# [Work to complete]
Repeat the entries below exactly as they appear, with no pictures.

# [Dataset listings of figures]
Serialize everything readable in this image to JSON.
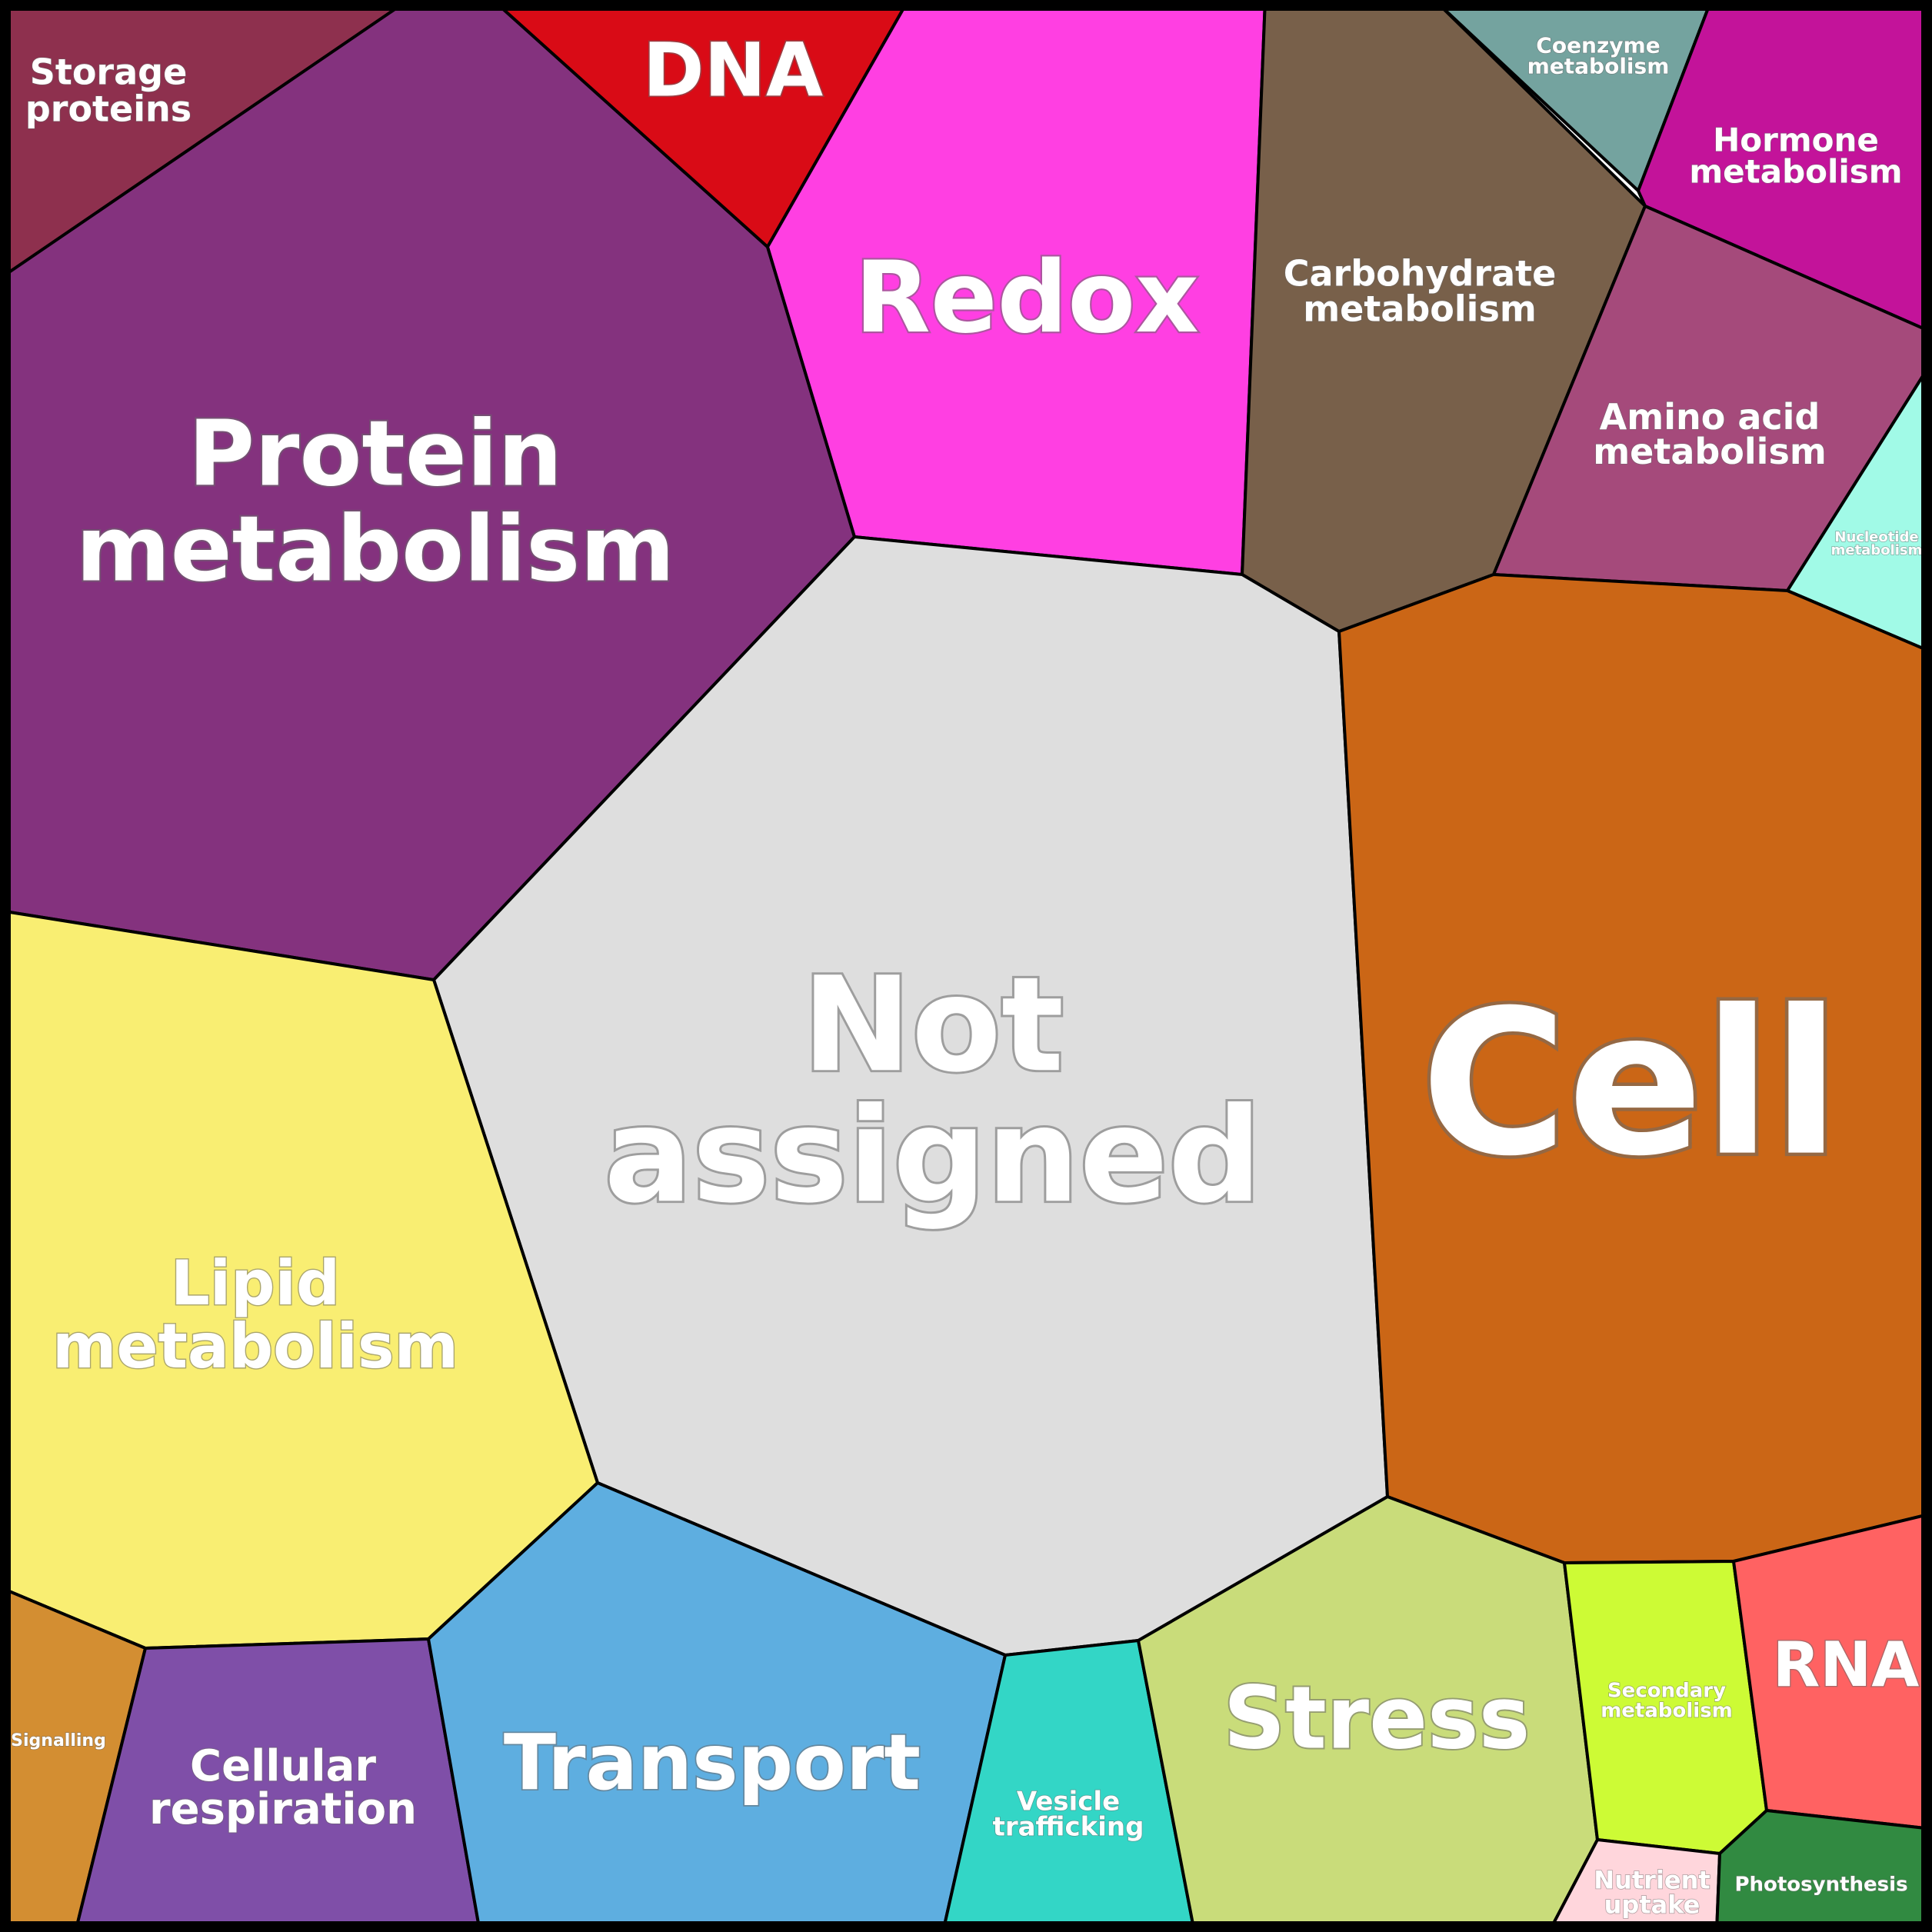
{
  "diagram": {
    "type": "voronoi-treemap",
    "regions": [
      {
        "id": "storage-proteins",
        "label": [
          "Storage",
          "proteins"
        ],
        "color": "#8e304e"
      },
      {
        "id": "protein-metabolism",
        "label": [
          "Protein",
          "metabolism"
        ],
        "color": "#84327e"
      },
      {
        "id": "dna",
        "label": [
          "DNA"
        ],
        "color": "#d90b16"
      },
      {
        "id": "redox",
        "label": [
          "Redox"
        ],
        "color": "#ff3fe2"
      },
      {
        "id": "carbohydrate-metabolism",
        "label": [
          "Carbohydrate",
          "metabolism"
        ],
        "color": "#78604a"
      },
      {
        "id": "coenzyme-metabolism",
        "label": [
          "Coenzyme",
          "metabolism"
        ],
        "color": "#74a39f"
      },
      {
        "id": "hormone-metabolism",
        "label": [
          "Hormone",
          "metabolism"
        ],
        "color": "#c3139a"
      },
      {
        "id": "amino-acid-metabolism",
        "label": [
          "Amino acid",
          "metabolism"
        ],
        "color": "#a54a7b"
      },
      {
        "id": "nucleotide-metabolism",
        "label": [
          "Nucleotide",
          "metabolism"
        ],
        "color": "#a1fae7"
      },
      {
        "id": "not-assigned",
        "label": [
          "Not",
          "assigned"
        ],
        "color": "#dedede"
      },
      {
        "id": "cell",
        "label": [
          "Cell"
        ],
        "color": "#cb6616"
      },
      {
        "id": "lipid-metabolism",
        "label": [
          "Lipid",
          "metabolism"
        ],
        "color": "#f9ee72"
      },
      {
        "id": "signalling",
        "label": [
          "Signalling"
        ],
        "color": "#d38e32"
      },
      {
        "id": "cellular-respiration",
        "label": [
          "Cellular",
          "respiration"
        ],
        "color": "#7f4fa8"
      },
      {
        "id": "transport",
        "label": [
          "Transport"
        ],
        "color": "#5eaee0"
      },
      {
        "id": "vesicle-trafficking",
        "label": [
          "Vesicle",
          "trafficking"
        ],
        "color": "#33d6c6"
      },
      {
        "id": "stress",
        "label": [
          "Stress"
        ],
        "color": "#c9dc7a"
      },
      {
        "id": "secondary-metabolism",
        "label": [
          "Secondary",
          "metabolism"
        ],
        "color": "#cdfb35"
      },
      {
        "id": "rna",
        "label": [
          "RNA"
        ],
        "color": "#ff6262"
      },
      {
        "id": "nutrient-uptake",
        "label": [
          "Nutrient",
          "uptake"
        ],
        "color": "#ffd6dc"
      },
      {
        "id": "photosynthesis",
        "label": [
          "Photosynthesis"
        ],
        "color": "#318a41"
      }
    ]
  }
}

# [The completed task]
Serialize everything readable in this image to JSON.
{
  "diagram": {
    "type": "voronoi-treemap",
    "regions": [
      {
        "id": "storage-proteins",
        "label": [
          "Storage",
          "proteins"
        ],
        "color": "#8e304e"
      },
      {
        "id": "protein-metabolism",
        "label": [
          "Protein",
          "metabolism"
        ],
        "color": "#84327e"
      },
      {
        "id": "dna",
        "label": [
          "DNA"
        ],
        "color": "#d90b16"
      },
      {
        "id": "redox",
        "label": [
          "Redox"
        ],
        "color": "#ff3fe2"
      },
      {
        "id": "carbohydrate-metabolism",
        "label": [
          "Carbohydrate",
          "metabolism"
        ],
        "color": "#78604a"
      },
      {
        "id": "coenzyme-metabolism",
        "label": [
          "Coenzyme",
          "metabolism"
        ],
        "color": "#74a39f"
      },
      {
        "id": "hormone-metabolism",
        "label": [
          "Hormone",
          "metabolism"
        ],
        "color": "#c3139a"
      },
      {
        "id": "amino-acid-metabolism",
        "label": [
          "Amino acid",
          "metabolism"
        ],
        "color": "#a54a7b"
      },
      {
        "id": "nucleotide-metabolism",
        "label": [
          "Nucleotide",
          "metabolism"
        ],
        "color": "#a1fae7"
      },
      {
        "id": "not-assigned",
        "label": [
          "Not",
          "assigned"
        ],
        "color": "#dedede"
      },
      {
        "id": "cell",
        "label": [
          "Cell"
        ],
        "color": "#cb6616"
      },
      {
        "id": "lipid-metabolism",
        "label": [
          "Lipid",
          "metabolism"
        ],
        "color": "#f9ee72"
      },
      {
        "id": "signalling",
        "label": [
          "Signalling"
        ],
        "color": "#d38e32"
      },
      {
        "id": "cellular-respiration",
        "label": [
          "Cellular",
          "respiration"
        ],
        "color": "#7f4fa8"
      },
      {
        "id": "transport",
        "label": [
          "Transport"
        ],
        "color": "#5eaee0"
      },
      {
        "id": "vesicle-trafficking",
        "label": [
          "Vesicle",
          "trafficking"
        ],
        "color": "#33d6c6"
      },
      {
        "id": "stress",
        "label": [
          "Stress"
        ],
        "color": "#c9dc7a"
      },
      {
        "id": "secondary-metabolism",
        "label": [
          "Secondary",
          "metabolism"
        ],
        "color": "#cdfb35"
      },
      {
        "id": "rna",
        "label": [
          "RNA"
        ],
        "color": "#ff6262"
      },
      {
        "id": "nutrient-uptake",
        "label": [
          "Nutrient",
          "uptake"
        ],
        "color": "#ffd6dc"
      },
      {
        "id": "photosynthesis",
        "label": [
          "Photosynthesis"
        ],
        "color": "#318a41"
      }
    ]
  }
}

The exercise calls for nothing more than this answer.